## CHALLENGE
Nothing should be left out: output all of the entries exactly.
● ● ● ● ●
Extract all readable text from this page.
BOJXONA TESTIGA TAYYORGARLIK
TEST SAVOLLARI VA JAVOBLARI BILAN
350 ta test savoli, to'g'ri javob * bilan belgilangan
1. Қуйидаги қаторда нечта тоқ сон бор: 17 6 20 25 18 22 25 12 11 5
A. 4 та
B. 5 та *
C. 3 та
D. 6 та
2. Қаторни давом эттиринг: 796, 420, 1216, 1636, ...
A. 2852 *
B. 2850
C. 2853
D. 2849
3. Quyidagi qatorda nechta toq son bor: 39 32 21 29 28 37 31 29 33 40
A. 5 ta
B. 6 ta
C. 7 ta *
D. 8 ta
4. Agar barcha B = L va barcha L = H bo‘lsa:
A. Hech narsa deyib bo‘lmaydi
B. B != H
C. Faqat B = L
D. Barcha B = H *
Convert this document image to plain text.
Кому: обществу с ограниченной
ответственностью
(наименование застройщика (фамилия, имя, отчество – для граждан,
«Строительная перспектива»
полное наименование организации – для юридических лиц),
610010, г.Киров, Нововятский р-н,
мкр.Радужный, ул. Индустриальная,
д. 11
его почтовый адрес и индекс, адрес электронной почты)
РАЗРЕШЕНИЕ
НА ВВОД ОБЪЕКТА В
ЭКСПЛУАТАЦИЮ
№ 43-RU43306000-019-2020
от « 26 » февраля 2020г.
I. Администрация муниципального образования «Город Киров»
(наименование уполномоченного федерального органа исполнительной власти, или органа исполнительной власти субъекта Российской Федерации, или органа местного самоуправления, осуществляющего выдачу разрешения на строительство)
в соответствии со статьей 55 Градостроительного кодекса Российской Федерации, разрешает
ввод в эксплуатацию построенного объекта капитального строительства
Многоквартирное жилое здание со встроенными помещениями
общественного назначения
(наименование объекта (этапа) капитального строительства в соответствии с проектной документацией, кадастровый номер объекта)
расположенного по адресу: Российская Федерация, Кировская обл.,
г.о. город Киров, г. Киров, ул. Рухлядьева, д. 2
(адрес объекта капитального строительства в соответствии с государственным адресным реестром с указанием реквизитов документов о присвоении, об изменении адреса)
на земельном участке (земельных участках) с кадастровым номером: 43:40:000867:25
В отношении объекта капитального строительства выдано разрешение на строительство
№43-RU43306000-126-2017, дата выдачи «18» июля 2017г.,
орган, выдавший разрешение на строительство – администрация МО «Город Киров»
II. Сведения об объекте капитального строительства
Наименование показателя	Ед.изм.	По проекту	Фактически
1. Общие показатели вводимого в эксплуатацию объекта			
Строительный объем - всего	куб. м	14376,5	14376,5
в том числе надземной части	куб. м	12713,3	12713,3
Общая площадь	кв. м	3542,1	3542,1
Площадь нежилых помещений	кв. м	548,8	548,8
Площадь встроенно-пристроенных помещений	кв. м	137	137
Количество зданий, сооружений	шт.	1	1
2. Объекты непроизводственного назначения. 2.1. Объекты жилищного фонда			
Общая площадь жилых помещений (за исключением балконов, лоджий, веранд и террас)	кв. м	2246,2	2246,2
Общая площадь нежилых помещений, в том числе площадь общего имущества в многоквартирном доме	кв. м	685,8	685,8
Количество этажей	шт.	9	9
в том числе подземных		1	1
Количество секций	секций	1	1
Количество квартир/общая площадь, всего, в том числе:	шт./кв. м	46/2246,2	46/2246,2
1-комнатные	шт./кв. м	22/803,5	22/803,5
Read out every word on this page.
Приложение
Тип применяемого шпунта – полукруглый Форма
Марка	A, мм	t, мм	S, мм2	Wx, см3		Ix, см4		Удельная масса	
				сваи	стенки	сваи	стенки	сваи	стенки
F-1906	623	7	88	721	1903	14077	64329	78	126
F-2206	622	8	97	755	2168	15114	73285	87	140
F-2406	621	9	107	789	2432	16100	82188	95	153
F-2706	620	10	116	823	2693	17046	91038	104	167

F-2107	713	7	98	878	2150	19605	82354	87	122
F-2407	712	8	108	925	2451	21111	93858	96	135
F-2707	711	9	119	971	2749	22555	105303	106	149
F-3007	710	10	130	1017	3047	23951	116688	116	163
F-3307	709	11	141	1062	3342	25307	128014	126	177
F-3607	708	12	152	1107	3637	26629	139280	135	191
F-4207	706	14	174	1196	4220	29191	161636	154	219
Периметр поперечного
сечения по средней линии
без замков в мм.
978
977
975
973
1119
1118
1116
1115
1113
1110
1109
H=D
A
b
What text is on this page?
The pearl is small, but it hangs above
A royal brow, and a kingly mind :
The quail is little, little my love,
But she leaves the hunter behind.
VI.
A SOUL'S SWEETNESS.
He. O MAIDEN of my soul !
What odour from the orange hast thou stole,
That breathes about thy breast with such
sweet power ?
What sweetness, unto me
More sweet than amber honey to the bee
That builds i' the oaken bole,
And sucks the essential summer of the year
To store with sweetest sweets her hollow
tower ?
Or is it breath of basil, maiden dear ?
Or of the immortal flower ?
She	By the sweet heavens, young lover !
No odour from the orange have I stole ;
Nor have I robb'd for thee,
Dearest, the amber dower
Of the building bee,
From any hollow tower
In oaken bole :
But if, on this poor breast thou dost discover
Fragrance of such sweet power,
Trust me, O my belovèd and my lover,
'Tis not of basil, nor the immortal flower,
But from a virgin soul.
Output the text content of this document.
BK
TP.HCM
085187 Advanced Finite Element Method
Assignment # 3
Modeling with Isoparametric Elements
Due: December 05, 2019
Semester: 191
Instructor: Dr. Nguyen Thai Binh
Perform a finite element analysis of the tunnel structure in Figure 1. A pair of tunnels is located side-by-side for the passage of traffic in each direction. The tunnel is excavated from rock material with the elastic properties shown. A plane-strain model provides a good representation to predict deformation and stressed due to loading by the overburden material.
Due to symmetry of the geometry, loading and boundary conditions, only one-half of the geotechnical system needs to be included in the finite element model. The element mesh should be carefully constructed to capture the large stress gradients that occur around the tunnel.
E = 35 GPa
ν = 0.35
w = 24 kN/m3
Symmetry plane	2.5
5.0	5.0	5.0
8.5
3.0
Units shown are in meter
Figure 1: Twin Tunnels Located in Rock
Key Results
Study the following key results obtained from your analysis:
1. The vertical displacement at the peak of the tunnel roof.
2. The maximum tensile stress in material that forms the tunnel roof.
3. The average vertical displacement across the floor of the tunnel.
● ● ● ● ●
## RESULT BELOW
Extract all readable text from this page.
BOJXONA TESTIGA TAYYORGARLIK
TEST SAVOLLARI VA JAVOBLARI BILAN
350 ta test savoli, to'g'ri javob * bilan belgilangan
1. Қуйидаги қаторда нечта тоқ сон бор: 17 6 20 25 18 22 25 12 11 5
A. 4 та
B. 5 та *
C. 3 та
D. 6 та
2. Қаторни давом эттиринг: 796, 420, 1216, 1636, ...
A. 2852 *
B. 2850
C. 2853
D. 2849
3. Quyidagi qatorda nechta toq son bor: 39 32 21 29 28 37 31 29 33 40
A. 5 ta
B. 6 ta
C. 7 ta *
D. 8 ta
4. Agar barcha B = L va barcha L = H bo‘lsa:
A. Hech narsa deyib bo‘lmaydi
B. B != H
C. Faqat B = L
D. Barcha B = H *
Convert this document image to plain text.
Кому: обществу с ограниченной
ответственностью
(наименование застройщика (фамилия, имя, отчество – для граждан,
«Строительная перспектива»
полное наименование организации – для юридических лиц),
610010, г.Киров, Нововятский р-н,
мкр.Радужный, ул. Индустриальная,
д. 11
его почтовый адрес и индекс, адрес электронной почты)
РАЗРЕШЕНИЕ
НА ВВОД ОБЪЕКТА В
ЭКСПЛУАТАЦИЮ
№ 43-RU43306000-019-2020
от « 26 » февраля 2020г.
I. Администрация муниципального образования «Город Киров»
(наименование уполномоченного федерального органа исполнительной власти, или органа исполнительной власти субъекта Российской Федерации, или органа местного самоуправления, осуществляющего выдачу разрешения на строительство)
в соответствии со статьей 55 Градостроительного кодекса Российской Федерации, разрешает
ввод в эксплуатацию построенного объекта капитального строительства
Многоквартирное жилое здание со встроенными помещениями
общественного назначения
(наименование объекта (этапа) капитального строительства в соответствии с проектной документацией, кадастровый номер объекта)
расположенного по адресу: Российская Федерация, Кировская обл.,
г.о. город Киров, г. Киров, ул. Рухлядьева, д. 2
(адрес объекта капитального строительства в соответствии с государственным адресным реестром с указанием реквизитов документов о присвоении, об изменении адреса)
на земельном участке (земельных участках) с кадастровым номером: 43:40:000867:25
В отношении объекта капитального строительства выдано разрешение на строительство
№43-RU43306000-126-2017, дата выдачи «18» июля 2017г.,
орган, выдавший разрешение на строительство – администрация МО «Город Киров»
II. Сведения об объекте капитального строительства
Наименование показателя	Ед.изм.	По проекту	Фактически
1. Общие показатели вводимого в эксплуатацию объекта			
Строительный объем - всего	куб. м	14376,5	14376,5
в том числе надземной части	куб. м	12713,3	12713,3
Общая площадь	кв. м	3542,1	3542,1
Площадь нежилых помещений	кв. м	548,8	548,8
Площадь встроенно-пристроенных помещений	кв. м	137	137
Количество зданий, сооружений	шт.	1	1
2. Объекты непроизводственного назначения. 2.1. Объекты жилищного фонда			
Общая площадь жилых помещений (за исключением балконов, лоджий, веранд и террас)	кв. м	2246,2	2246,2
Общая площадь нежилых помещений, в том числе площадь общего имущества в многоквартирном доме	кв. м	685,8	685,8
Количество этажей	шт.	9	9
в том числе подземных		1	1
Количество секций	секций	1	1
Количество квартир/общая площадь, всего, в том числе:	шт./кв. м	46/2246,2	46/2246,2
1-комнатные	шт./кв. м	22/803,5	22/803,5
Read out every word on this page.
Приложение
Тип применяемого шпунта – полукруглый Форма
Марка	A, мм	t, мм	S, мм2	Wx, см3		Ix, см4		Удельная масса	
				сваи	стенки	сваи	стенки	сваи	стенки
F-1906	623	7	88	721	1903	14077	64329	78	126
F-2206	622	8	97	755	2168	15114	73285	87	140
F-2406	621	9	107	789	2432	16100	82188	95	153
F-2706	620	10	116	823	2693	17046	91038	104	167

F-2107	713	7	98	878	2150	19605	82354	87	122
F-2407	712	8	108	925	2451	21111	93858	96	135
F-2707	711	9	119	971	2749	22555	105303	106	149
F-3007	710	10	130	1017	3047	23951	116688	116	163
F-3307	709	11	141	1062	3342	25307	128014	126	177
F-3607	708	12	152	1107	3637	26629	139280	135	191
F-4207	706	14	174	1196	4220	29191	161636	154	219
Периметр поперечного
сечения по средней линии
без замков в мм.
978
977
975
973
1119
1118
1116
1115
1113
1110
1109
H=D
A
b
What text is on this page?
The pearl is small, but it hangs above
A royal brow, and a kingly mind :
The quail is little, little my love,
But she leaves the hunter behind.
VI.
A SOUL'S SWEETNESS.
He. O MAIDEN of my soul !
What odour from the orange hast thou stole,
That breathes about thy breast with such
sweet power ?
What sweetness, unto me
More sweet than amber honey to the bee
That builds i' the oaken bole,
And sucks the essential summer of the year
To store with sweetest sweets her hollow
tower ?
Or is it breath of basil, maiden dear ?
Or of the immortal flower ?
She	By the sweet heavens, young lover !
No odour from the orange have I stole ;
Nor have I robb'd for thee,
Dearest, the amber dower
Of the building bee,
From any hollow tower
In oaken bole :
But if, on this poor breast thou dost discover
Fragrance of such sweet power,
Trust me, O my belovèd and my lover,
'Tis not of basil, nor the immortal flower,
But from a virgin soul.
Output the text content of this document.
BK
TP.HCM
085187 Advanced Finite Element Method
Assignment # 3
Modeling with Isoparametric Elements
Due: December 05, 2019
Semester: 191
Instructor: Dr. Nguyen Thai Binh
Perform a finite element analysis of the tunnel structure in Figure 1. A pair of tunnels is located side-by-side for the passage of traffic in each direction. The tunnel is excavated from rock material with the elastic properties shown. A plane-strain model provides a good representation to predict deformation and stressed due to loading by the overburden material.
Due to symmetry of the geometry, loading and boundary conditions, only one-half of the geotechnical system needs to be included in the finite element model. The element mesh should be carefully constructed to capture the large stress gradients that occur around the tunnel.
E = 35 GPa
ν = 0.35
w = 24 kN/m3
Symmetry plane	2.5
5.0	5.0	5.0
8.5
3.0
Units shown are in meter
Figure 1: Twin Tunnels Located in Rock
Key Results
Study the following key results obtained from your analysis:
1. The vertical displacement at the peak of the tunnel roof.
2. The maximum tensile stress in material that forms the tunnel roof.
3. The average vertical displacement across the floor of the tunnel.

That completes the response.